-- DATA SHOWN start --

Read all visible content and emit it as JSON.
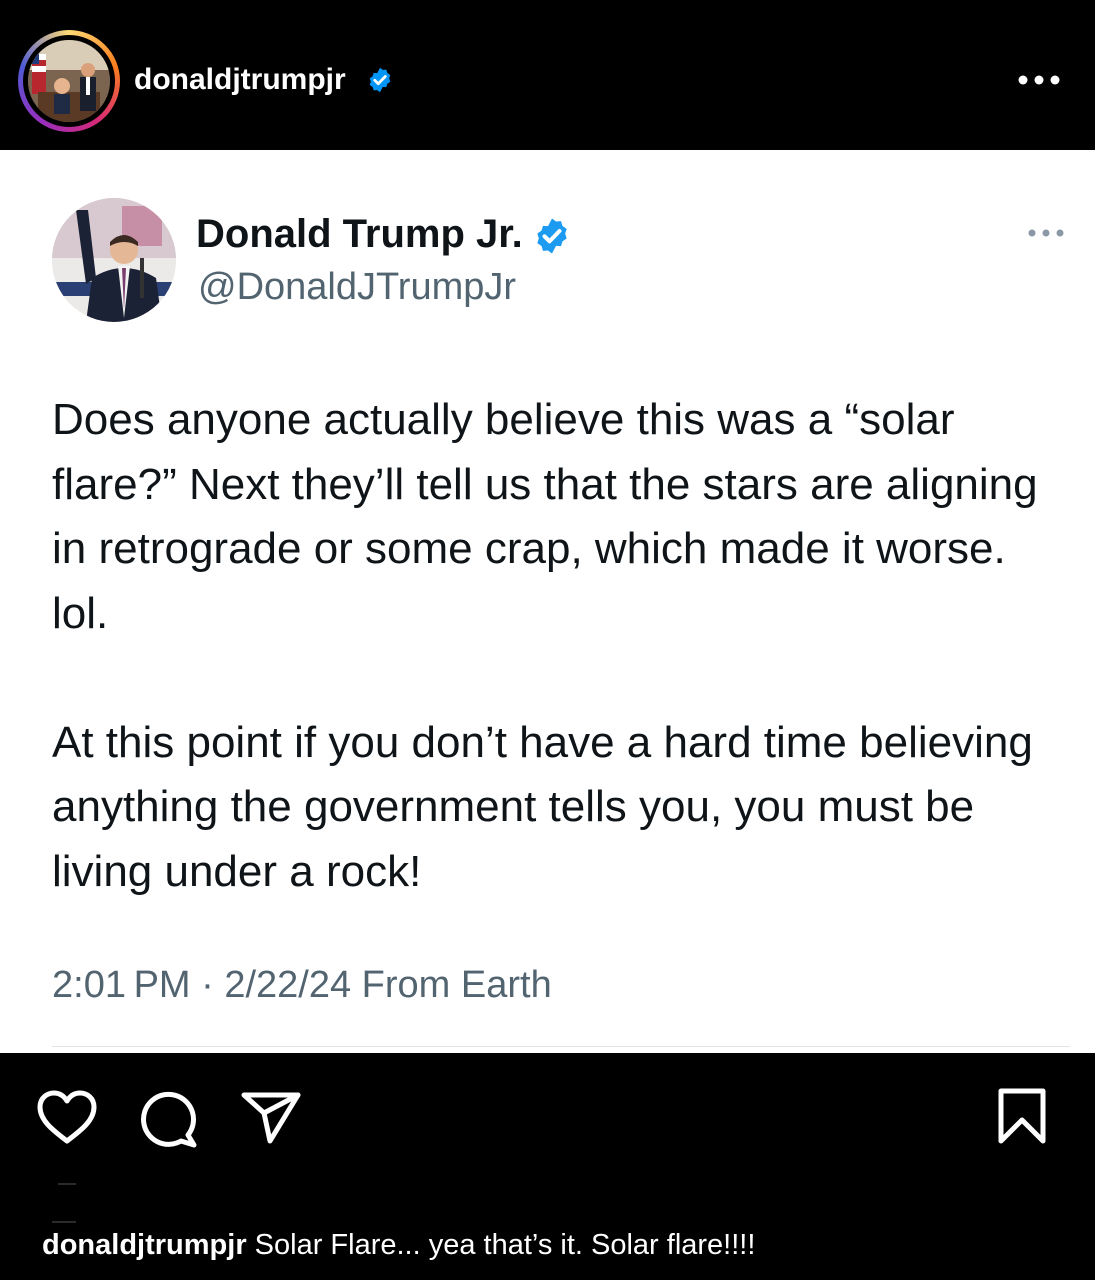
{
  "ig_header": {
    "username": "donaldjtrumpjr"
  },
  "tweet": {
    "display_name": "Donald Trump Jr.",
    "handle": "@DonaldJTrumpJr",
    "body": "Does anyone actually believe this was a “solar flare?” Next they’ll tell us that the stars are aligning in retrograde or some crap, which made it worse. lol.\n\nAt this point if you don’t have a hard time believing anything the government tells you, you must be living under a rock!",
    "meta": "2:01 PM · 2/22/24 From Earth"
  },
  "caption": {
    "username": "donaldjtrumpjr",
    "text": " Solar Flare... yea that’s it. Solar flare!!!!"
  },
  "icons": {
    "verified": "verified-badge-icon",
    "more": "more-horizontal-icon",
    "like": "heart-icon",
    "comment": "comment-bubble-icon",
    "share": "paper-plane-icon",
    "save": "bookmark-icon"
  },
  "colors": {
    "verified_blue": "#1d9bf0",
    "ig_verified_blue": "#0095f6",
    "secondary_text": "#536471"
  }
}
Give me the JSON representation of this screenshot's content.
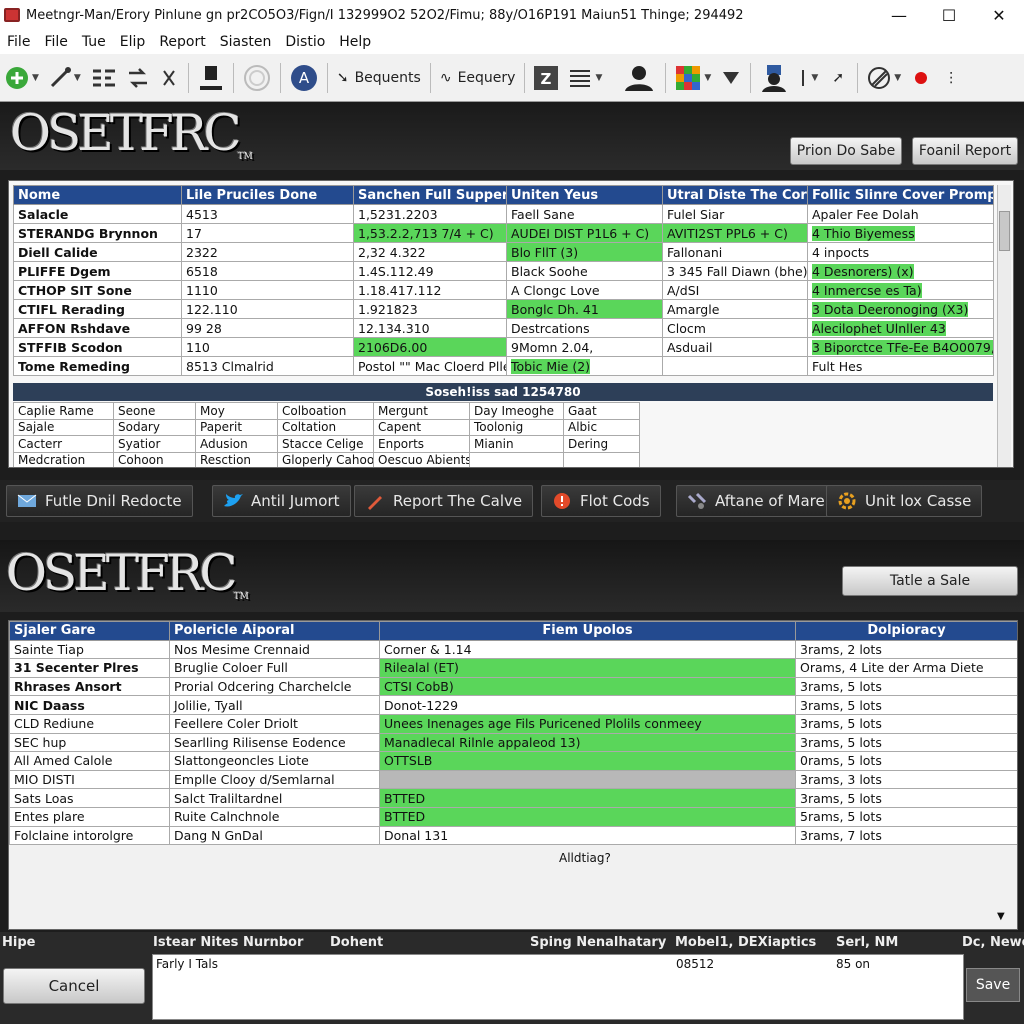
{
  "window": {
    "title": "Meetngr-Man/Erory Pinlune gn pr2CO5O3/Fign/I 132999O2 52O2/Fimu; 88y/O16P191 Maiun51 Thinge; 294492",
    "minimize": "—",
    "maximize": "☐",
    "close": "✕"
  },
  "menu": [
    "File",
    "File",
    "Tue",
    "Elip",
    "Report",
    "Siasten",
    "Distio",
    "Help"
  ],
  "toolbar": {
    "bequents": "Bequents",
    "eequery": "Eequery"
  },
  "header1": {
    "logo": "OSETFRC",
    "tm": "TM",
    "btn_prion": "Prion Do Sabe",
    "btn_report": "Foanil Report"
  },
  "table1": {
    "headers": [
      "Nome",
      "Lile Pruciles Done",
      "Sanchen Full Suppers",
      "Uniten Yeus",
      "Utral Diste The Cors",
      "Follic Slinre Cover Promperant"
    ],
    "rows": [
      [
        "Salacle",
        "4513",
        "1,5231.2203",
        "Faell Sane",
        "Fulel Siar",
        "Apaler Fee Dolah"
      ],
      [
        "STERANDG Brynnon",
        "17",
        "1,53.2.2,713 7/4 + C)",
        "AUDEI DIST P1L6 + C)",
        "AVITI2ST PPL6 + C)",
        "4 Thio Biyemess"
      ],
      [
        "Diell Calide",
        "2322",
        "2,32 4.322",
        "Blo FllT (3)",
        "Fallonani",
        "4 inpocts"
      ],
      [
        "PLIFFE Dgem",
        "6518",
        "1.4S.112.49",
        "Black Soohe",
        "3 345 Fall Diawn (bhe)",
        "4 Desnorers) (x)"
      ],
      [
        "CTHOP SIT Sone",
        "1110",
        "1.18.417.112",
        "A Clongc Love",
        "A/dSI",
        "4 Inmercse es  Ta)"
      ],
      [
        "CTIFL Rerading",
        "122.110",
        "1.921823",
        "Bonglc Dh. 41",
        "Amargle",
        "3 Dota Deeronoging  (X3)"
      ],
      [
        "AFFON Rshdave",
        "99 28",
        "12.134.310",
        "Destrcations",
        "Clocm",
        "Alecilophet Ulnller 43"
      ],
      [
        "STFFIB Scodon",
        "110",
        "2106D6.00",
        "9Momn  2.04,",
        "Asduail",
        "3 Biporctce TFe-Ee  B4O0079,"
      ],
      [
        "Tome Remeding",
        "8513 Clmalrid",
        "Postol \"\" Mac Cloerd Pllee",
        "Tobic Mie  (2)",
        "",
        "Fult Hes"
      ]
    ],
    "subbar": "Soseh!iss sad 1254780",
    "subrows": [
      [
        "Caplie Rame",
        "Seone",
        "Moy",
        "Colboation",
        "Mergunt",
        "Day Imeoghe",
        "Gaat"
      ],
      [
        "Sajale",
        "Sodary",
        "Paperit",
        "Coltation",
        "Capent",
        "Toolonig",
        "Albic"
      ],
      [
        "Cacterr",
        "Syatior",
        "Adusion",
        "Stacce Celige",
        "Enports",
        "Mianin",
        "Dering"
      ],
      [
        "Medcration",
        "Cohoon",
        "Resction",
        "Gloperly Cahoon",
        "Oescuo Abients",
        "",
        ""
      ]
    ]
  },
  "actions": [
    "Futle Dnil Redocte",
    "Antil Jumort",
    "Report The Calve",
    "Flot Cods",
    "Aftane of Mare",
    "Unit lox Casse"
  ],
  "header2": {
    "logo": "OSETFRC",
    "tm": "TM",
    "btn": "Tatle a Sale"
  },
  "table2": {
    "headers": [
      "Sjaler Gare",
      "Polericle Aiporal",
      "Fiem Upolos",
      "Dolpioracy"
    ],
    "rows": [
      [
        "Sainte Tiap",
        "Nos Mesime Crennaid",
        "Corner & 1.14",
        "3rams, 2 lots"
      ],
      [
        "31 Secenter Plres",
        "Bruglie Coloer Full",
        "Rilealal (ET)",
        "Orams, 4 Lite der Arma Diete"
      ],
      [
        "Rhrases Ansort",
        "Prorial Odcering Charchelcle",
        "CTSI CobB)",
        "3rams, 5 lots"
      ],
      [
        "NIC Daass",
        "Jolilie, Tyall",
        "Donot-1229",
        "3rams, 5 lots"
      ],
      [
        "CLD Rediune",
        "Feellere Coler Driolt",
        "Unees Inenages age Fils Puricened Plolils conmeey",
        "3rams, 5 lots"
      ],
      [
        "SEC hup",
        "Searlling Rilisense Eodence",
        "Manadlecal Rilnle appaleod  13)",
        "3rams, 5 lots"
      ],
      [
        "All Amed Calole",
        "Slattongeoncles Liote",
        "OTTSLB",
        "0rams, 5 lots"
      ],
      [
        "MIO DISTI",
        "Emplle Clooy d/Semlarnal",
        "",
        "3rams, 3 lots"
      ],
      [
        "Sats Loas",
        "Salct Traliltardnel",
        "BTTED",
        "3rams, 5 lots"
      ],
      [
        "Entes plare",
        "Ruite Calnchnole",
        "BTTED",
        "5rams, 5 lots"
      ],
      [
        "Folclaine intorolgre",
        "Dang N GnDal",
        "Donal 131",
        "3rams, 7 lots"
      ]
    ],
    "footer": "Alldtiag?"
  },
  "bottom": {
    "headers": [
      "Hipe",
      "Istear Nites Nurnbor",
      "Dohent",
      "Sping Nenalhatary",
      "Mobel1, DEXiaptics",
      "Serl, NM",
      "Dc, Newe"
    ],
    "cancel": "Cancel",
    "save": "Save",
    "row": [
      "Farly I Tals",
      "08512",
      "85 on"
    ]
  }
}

-- DATA SHOWN end --
-- DATA SHOWN start --

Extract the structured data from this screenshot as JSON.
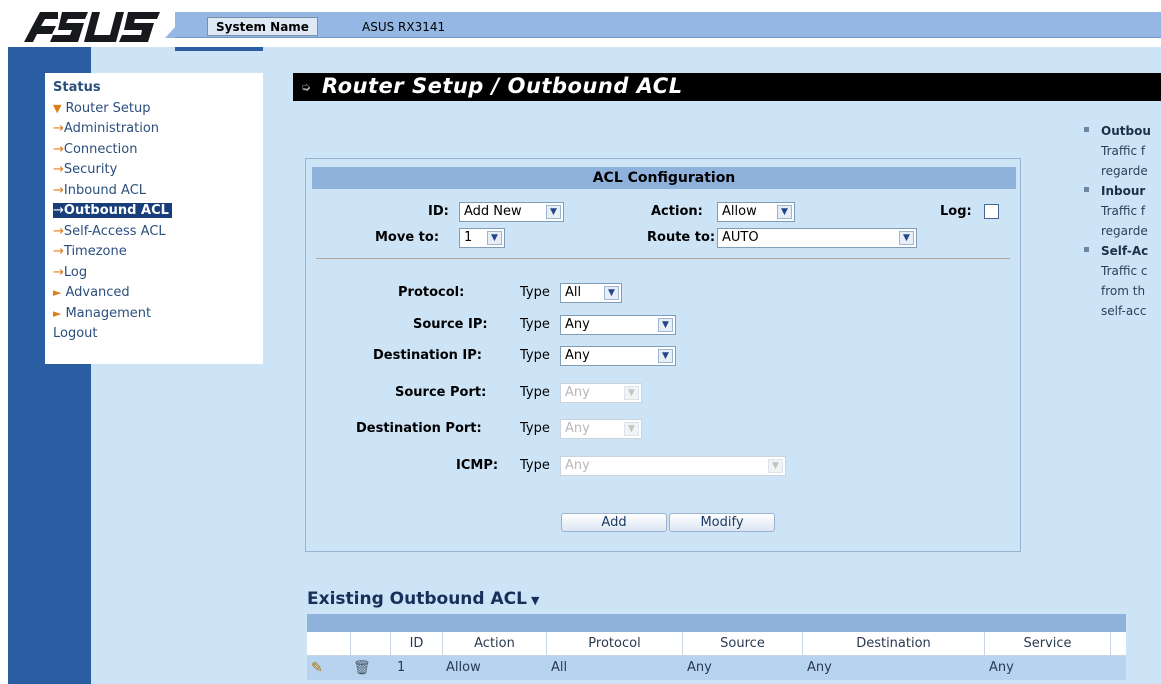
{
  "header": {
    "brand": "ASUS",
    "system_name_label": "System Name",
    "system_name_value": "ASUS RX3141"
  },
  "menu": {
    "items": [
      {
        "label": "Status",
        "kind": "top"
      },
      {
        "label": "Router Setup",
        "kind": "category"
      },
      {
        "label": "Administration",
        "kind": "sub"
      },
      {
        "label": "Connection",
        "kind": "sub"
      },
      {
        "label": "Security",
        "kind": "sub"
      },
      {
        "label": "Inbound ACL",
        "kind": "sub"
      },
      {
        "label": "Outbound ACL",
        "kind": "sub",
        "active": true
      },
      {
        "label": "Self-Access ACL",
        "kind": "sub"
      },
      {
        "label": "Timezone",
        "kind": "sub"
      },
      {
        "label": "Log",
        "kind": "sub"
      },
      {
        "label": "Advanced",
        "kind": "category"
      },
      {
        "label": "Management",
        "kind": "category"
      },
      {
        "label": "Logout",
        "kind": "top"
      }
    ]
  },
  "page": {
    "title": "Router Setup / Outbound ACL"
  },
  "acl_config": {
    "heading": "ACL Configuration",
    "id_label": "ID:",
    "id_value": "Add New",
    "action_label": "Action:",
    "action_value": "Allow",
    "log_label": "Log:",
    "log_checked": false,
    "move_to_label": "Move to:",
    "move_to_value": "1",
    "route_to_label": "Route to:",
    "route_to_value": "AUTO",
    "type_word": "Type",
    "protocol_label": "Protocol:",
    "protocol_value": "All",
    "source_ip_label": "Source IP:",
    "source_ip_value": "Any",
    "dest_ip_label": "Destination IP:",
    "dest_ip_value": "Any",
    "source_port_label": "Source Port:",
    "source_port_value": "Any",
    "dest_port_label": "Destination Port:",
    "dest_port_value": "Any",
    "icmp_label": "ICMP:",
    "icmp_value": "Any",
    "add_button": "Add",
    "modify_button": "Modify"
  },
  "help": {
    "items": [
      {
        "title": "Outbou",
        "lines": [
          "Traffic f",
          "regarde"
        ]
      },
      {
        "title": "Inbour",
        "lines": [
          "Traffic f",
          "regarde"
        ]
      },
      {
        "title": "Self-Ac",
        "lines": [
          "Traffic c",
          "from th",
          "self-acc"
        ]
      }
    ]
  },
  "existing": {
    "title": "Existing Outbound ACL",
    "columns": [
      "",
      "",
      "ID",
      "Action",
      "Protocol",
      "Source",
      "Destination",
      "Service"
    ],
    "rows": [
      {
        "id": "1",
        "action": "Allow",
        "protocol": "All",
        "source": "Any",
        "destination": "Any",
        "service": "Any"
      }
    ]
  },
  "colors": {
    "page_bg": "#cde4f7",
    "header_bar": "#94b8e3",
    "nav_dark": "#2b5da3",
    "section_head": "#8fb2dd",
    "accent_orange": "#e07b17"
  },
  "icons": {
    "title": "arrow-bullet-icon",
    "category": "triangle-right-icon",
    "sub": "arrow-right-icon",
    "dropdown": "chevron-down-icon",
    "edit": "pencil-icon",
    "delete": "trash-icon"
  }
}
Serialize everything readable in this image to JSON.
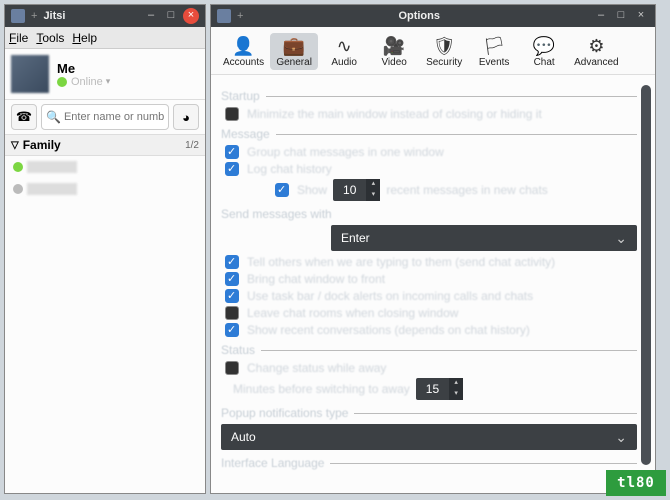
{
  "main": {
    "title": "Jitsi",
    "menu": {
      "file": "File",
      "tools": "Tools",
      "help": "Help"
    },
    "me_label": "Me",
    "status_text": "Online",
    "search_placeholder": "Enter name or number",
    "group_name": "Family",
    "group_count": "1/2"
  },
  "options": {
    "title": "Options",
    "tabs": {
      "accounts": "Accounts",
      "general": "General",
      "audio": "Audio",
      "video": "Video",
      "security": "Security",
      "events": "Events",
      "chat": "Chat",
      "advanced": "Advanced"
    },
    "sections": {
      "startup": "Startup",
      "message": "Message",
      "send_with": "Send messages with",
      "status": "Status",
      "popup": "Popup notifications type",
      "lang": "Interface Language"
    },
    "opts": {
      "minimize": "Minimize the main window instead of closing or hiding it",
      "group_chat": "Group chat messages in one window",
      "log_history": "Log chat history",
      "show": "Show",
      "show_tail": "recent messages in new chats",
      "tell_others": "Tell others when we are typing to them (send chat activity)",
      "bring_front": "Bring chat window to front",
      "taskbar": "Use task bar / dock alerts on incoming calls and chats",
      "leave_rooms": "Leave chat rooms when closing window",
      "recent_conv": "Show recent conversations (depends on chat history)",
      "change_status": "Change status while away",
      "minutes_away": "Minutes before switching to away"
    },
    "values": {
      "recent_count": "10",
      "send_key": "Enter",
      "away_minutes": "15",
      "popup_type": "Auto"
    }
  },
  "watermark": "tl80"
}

-- DATA SHOWN end --

## OBJECTIVE
Go through the entries above and pull out each line with "ASUS" in it.

## ANSWER IN FULL
    "brand": "ASUS",
    "system_name_value": "ASUS RX3141"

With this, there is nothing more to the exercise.